## DIRECTIONS FOR THIS TASK
Repeat all the records exactly, omitting pictures.

▼

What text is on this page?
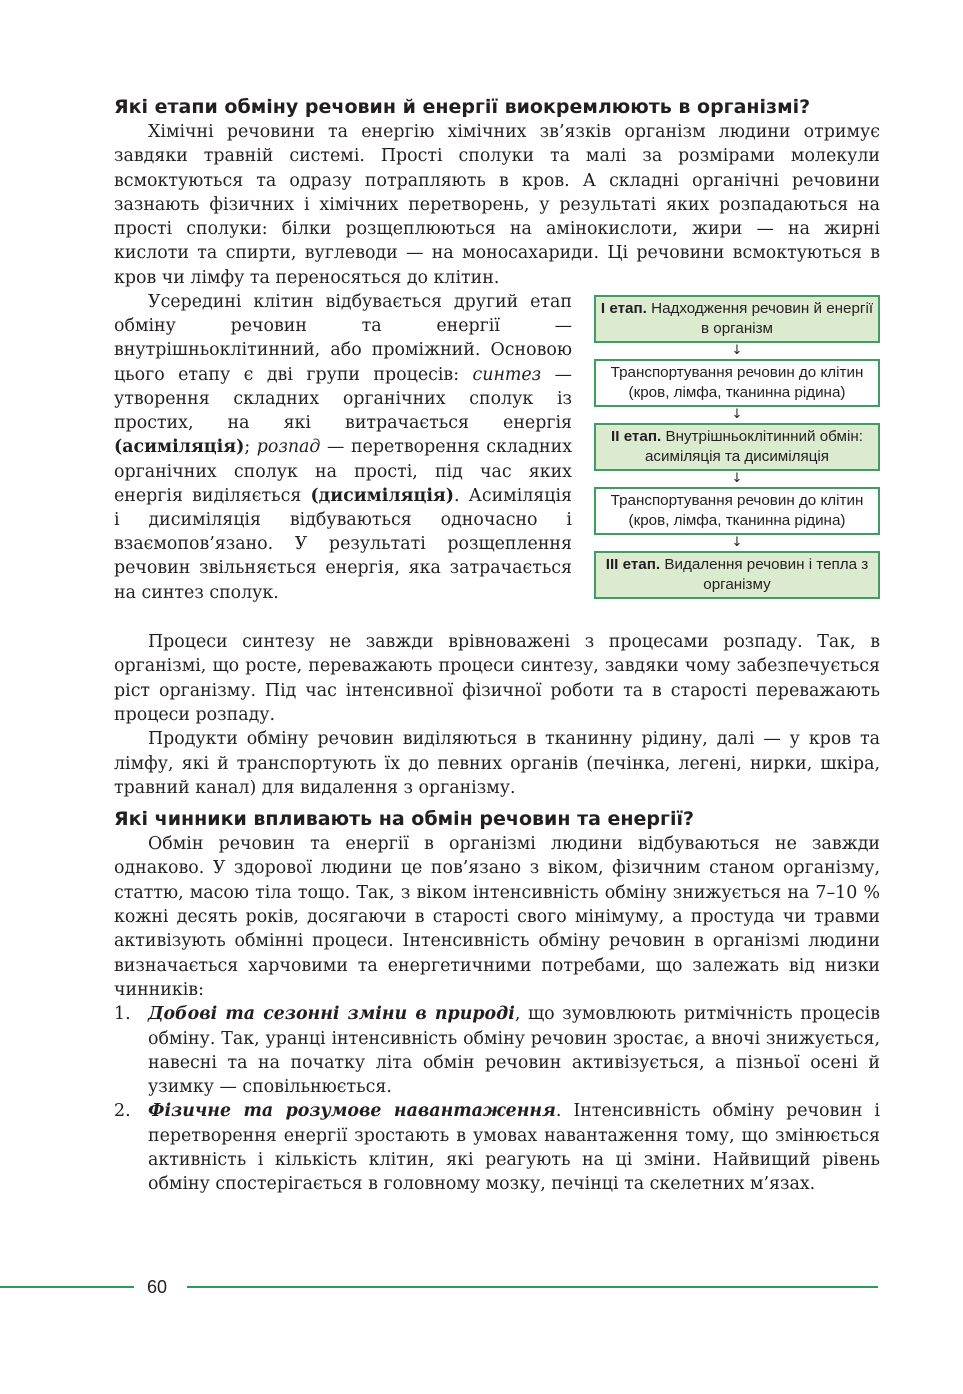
Які етапи обміну речовин й енергії виокремлюють в організмі?

Хімічні речовини та енергію хімічних зв’язків організм людини отримує завдяки травній системі. Прості сполуки та малі за розмірами молекули всмоктуються та одразу потрапляють в кров. А складні органічні речовини зазнають фізичних і хімічних перетворень, у результаті яких розпадаються на прості сполуки: білки розщеплюються на амінокислоти, жири — на жирні кислоти та спирти, вуглеводи — на моносахариди. Ці речовини всмоктуються в кров чи лімфу та переносяться до клітин.

Усередині клітин відбувається другий етап обміну речовин та енергії — внутрішньоклітинний, або проміжний. Основою цього етапу є дві групи процесів: синтез — утворення складних органічних сполук із простих, на які витрачається енергія (асиміляція); розпад — перетворення складних органічних сполук на прості, під час яких енергія виділяється (дисиміляція). Асиміляція і дисиміляція відбуваються одночасно і взаємопов’язано. У результаті розщеплення речовин звільняється енергія, яка затрачається на синтез сполук.

I етап. Надходження речовин й енергії в організм
↓
Транспортування речовин до клітин (кров, лімфа, тканинна рідина)
↓
II етап. Внутрішньоклітинний обмін: асиміляція та дисиміляція
↓
Транспортування речовин до клітин (кров, лімфа, тканинна рідина)
↓
III етап. Видалення речовин і тепла з організму

Процеси синтезу не завжди врівноважені з процесами розпаду. Так, в організмі, що росте, переважають процеси синтезу, завдяки чому забезпечується ріст організму. Під час інтенсивної фізичної роботи та в старості переважають процеси розпаду.

Продукти обміну речовин виділяються в тканинну рідину, далі — у кров та лімфу, які й транспортують їх до певних органів (печінка, легені, нирки, шкіра, травний канал) для видалення з організму.

Які чинники впливають на обмін речовин та енергії?

Обмін речовин та енергії в організмі людини відбуваються не завжди однаково. У здорової людини це пов’язано з віком, фізичним станом організму, статтю, масою тіла тощо. Так, з віком інтенсивність обміну знижується на 7–10 % кожні десять років, досягаючи в старості свого мінімуму, а простуда чи травми активізують обмінні процеси. Інтенсивність обміну речовин в організмі людини визначається харчовими та енергетичними потребами, що залежать від низки чинників:

1. Добові та сезонні зміни в природі, що зумовлюють ритмічність процесів обміну. Так, уранці інтенсивність обміну речовин зростає, а вночі знижується, навесні та на початку літа обмін речовин активізується, а пізньої осені й узимку — сповільнюється.
2. Фізичне та розумове навантаження. Інтенсивність обміну речовин і перетворення енергії зростають в умовах навантаження тому, що змінюється активність і кількість клітин, які реагують на ці зміни. Найвищий рівень обміну спостерігається в головному мозку, печінці та скелетних м’язах.
60
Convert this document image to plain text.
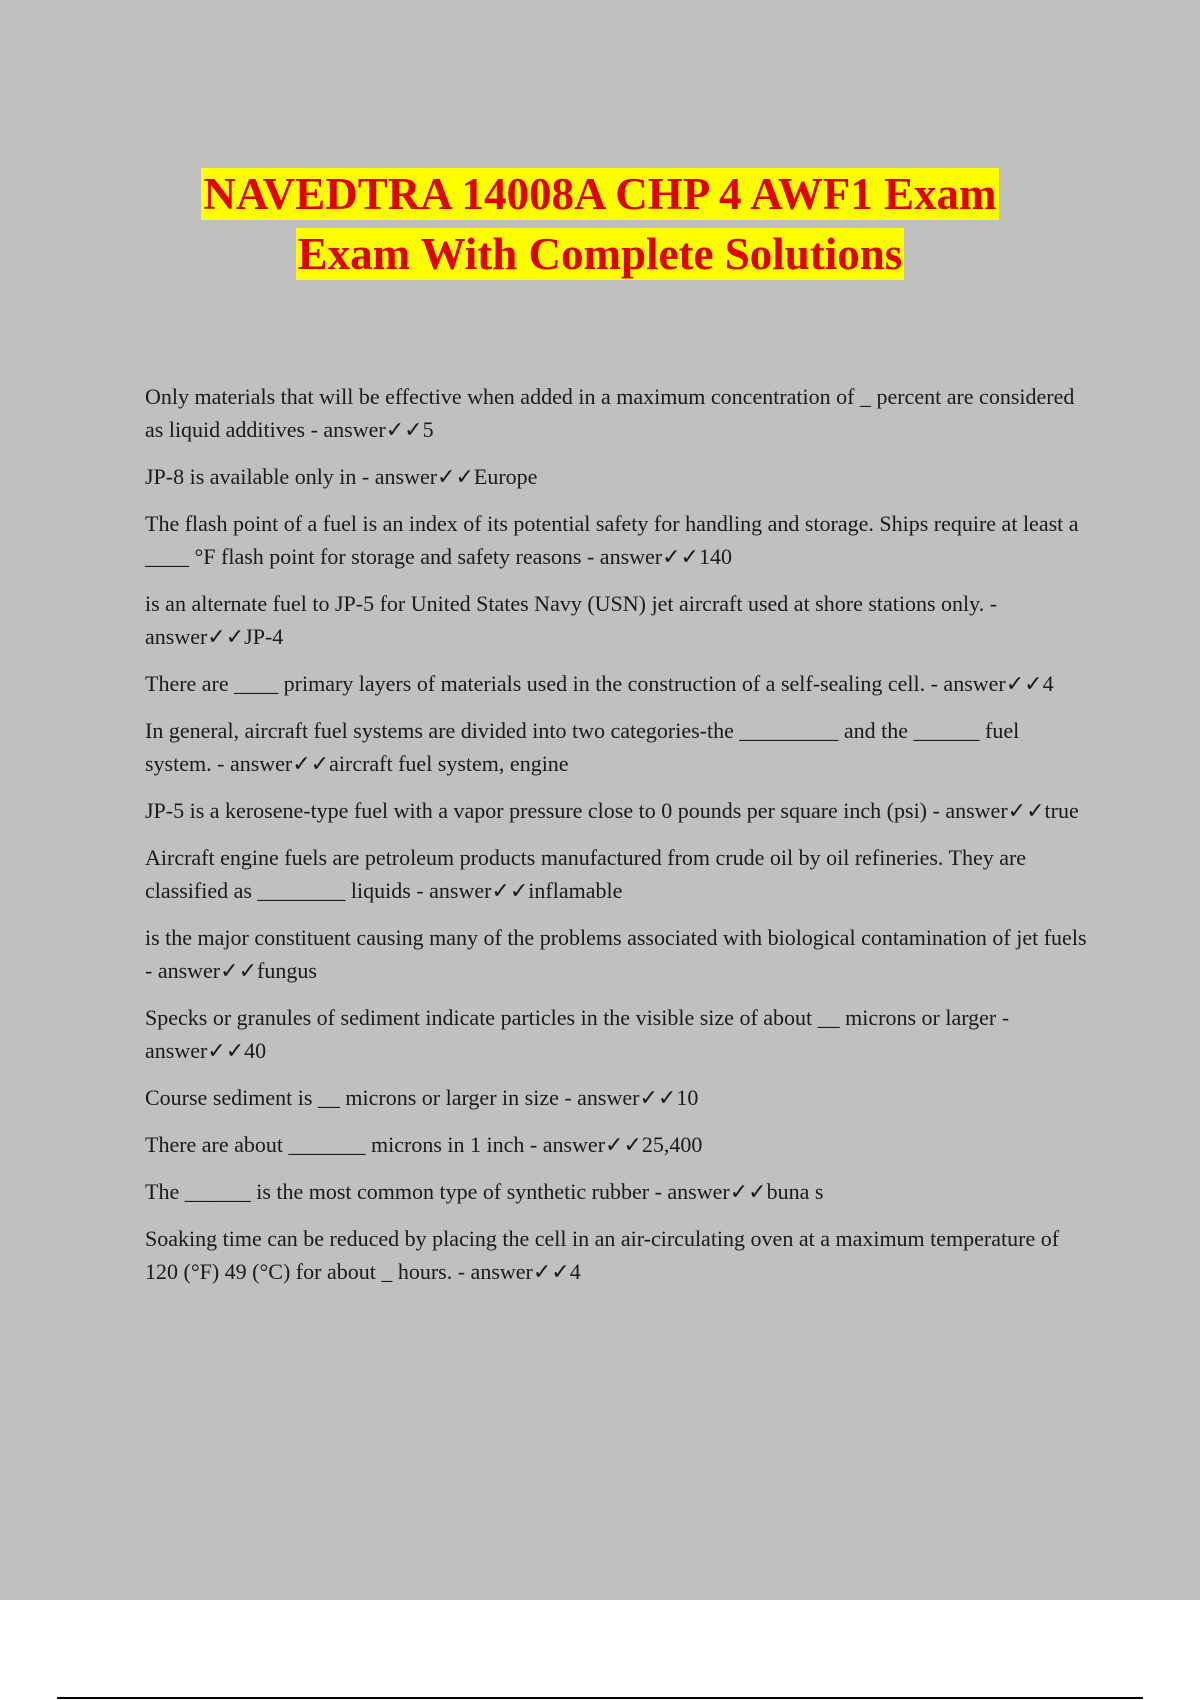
NAVEDTRA 14008A CHP 4 AWF1 Exam
Exam With Complete Solutions
Only materials that will be effective when added in a maximum concentration of _ percent are considered as liquid additives - answer✓✓5
JP-8 is available only in - answer✓✓Europe
The flash point of a fuel is an index of its potential safety for handling and storage. Ships require at least a ____ °F flash point for storage and safety reasons - answer✓✓140
is an alternate fuel to JP-5 for United States Navy (USN) jet aircraft used at shore stations only. - answer✓✓JP-4
There are ____ primary layers of materials used in the construction of a self-sealing cell. - answer✓✓4
In general, aircraft fuel systems are divided into two categories-the _________ and the ______ fuel system. - answer✓✓aircraft fuel system, engine
JP-5 is a kerosene-type fuel with a vapor pressure close to 0 pounds per square inch (psi) - answer✓✓true
Aircraft engine fuels are petroleum products manufactured from crude oil by oil refineries. They are classified as ________ liquids - answer✓✓inflamable
is the major constituent causing many of the problems associated with biological contamination of jet fuels - answer✓✓fungus
Specks or granules of sediment indicate particles in the visible size of about __ microns or larger - answer✓✓40
Course sediment is __ microns or larger in size - answer✓✓10
There are about _______ microns in 1 inch - answer✓✓25,400
The ______ is the most common type of synthetic rubber - answer✓✓buna s
Soaking time can be reduced by placing the cell in an air-circulating oven at a maximum temperature of 120 (°F) 49 (°C) for about _ hours. - answer✓✓4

▲

## EXPECTED ANSWER
What text is on this page?
Які етапи обміну речовин й енергії виокремлюють в організмі?

Хімічні речовини та енергію хімічних зв’язків організм людини отримує завдяки травній системі. Прості сполуки та малі за розмірами молекули всмоктуються та одразу потрапляють в кров. А складні органічні речовини зазнають фізичних і хімічних перетворень, у результаті яких розпадаються на прості сполуки: білки розщеплюються на амінокислоти, жири — на жирні кислоти та спирти, вуглеводи — на моносахариди. Ці речовини всмоктуються в кров чи лімфу та переносяться до клітин.

Усередині клітин відбувається другий етап обміну речовин та енергії — внутрішньоклітинний, або проміжний. Основою цього етапу є дві групи процесів: синтез — утворення складних органічних сполук із простих, на які витрачається енергія (асиміляція); розпад — перетворення складних органічних сполук на прості, під час яких енергія виділяється (дисиміляція). Асиміляція і дисиміляція відбуваються одночасно і взаємопов’язано. У результаті розщеплення речовин звільняється енергія, яка затрачається на синтез сполук.

I етап. Надходження речовин й енергії в організм
↓
Транспортування речовин до клітин (кров, лімфа, тканинна рідина)
↓
II етап. Внутрішньоклітинний обмін: асиміляція та дисиміляція
↓
Транспортування речовин до клітин (кров, лімфа, тканинна рідина)
↓
III етап. Видалення речовин і тепла з організму

Процеси синтезу не завжди врівноважені з процесами розпаду. Так, в організмі, що росте, переважають процеси синтезу, завдяки чому забезпечується ріст організму. Під час інтенсивної фізичної роботи та в старості переважають процеси розпаду.

Продукти обміну речовин виділяються в тканинну рідину, далі — у кров та лімфу, які й транспортують їх до певних органів (печінка, легені, нирки, шкіра, травний канал) для видалення з організму.

Які чинники впливають на обмін речовин та енергії?

Обмін речовин та енергії в організмі людини відбуваються не завжди однаково. У здорової людини це пов’язано з віком, фізичним станом організму, статтю, масою тіла тощо. Так, з віком інтенсивність обміну знижується на 7–10 % кожні десять років, досягаючи в старості свого мінімуму, а простуда чи травми активізують обмінні процеси. Інтенсивність обміну речовин в організмі людини визначається харчовими та енергетичними потребами, що залежать від низки чинників:

1. Добові та сезонні зміни в природі, що зумовлюють ритмічність процесів обміну. Так, уранці інтенсивність обміну речовин зростає, а вночі знижується, навесні та на початку літа обмін речовин активізується, а пізньої осені й узимку — сповільнюється.
2. Фізичне та розумове навантаження. Інтенсивність обміну речовин і перетворення енергії зростають в умовах навантаження тому, що змінюється активність і кількість клітин, які реагують на ці зміни. Найвищий рівень обміну спостерігається в головному мозку, печінці та скелетних м’язах.
60
Convert this document image to plain text.
NAVEDTRA 14008A CHP 4 AWF1 Exam
Exam With Complete Solutions
Only materials that will be effective when added in a maximum concentration of _ percent are considered as liquid additives - answer✓✓5
JP-8 is available only in - answer✓✓Europe
The flash point of a fuel is an index of its potential safety for handling and storage. Ships require at least a ____ °F flash point for storage and safety reasons - answer✓✓140
is an alternate fuel to JP-5 for United States Navy (USN) jet aircraft used at shore stations only. - answer✓✓JP-4
There are ____ primary layers of materials used in the construction of a self-sealing cell. - answer✓✓4
In general, aircraft fuel systems are divided into two categories-the _________ and the ______ fuel system. - answer✓✓aircraft fuel system, engine
JP-5 is a kerosene-type fuel with a vapor pressure close to 0 pounds per square inch (psi) - answer✓✓true
Aircraft engine fuels are petroleum products manufactured from crude oil by oil refineries. They are classified as ________ liquids - answer✓✓inflamable
is the major constituent causing many of the problems associated with biological contamination of jet fuels - answer✓✓fungus
Specks or granules of sediment indicate particles in the visible size of about __ microns or larger - answer✓✓40
Course sediment is __ microns or larger in size - answer✓✓10
There are about _______ microns in 1 inch - answer✓✓25,400
The ______ is the most common type of synthetic rubber - answer✓✓buna s
Soaking time can be reduced by placing the cell in an air-circulating oven at a maximum temperature of 120 (°F) 49 (°C) for about _ hours. - answer✓✓4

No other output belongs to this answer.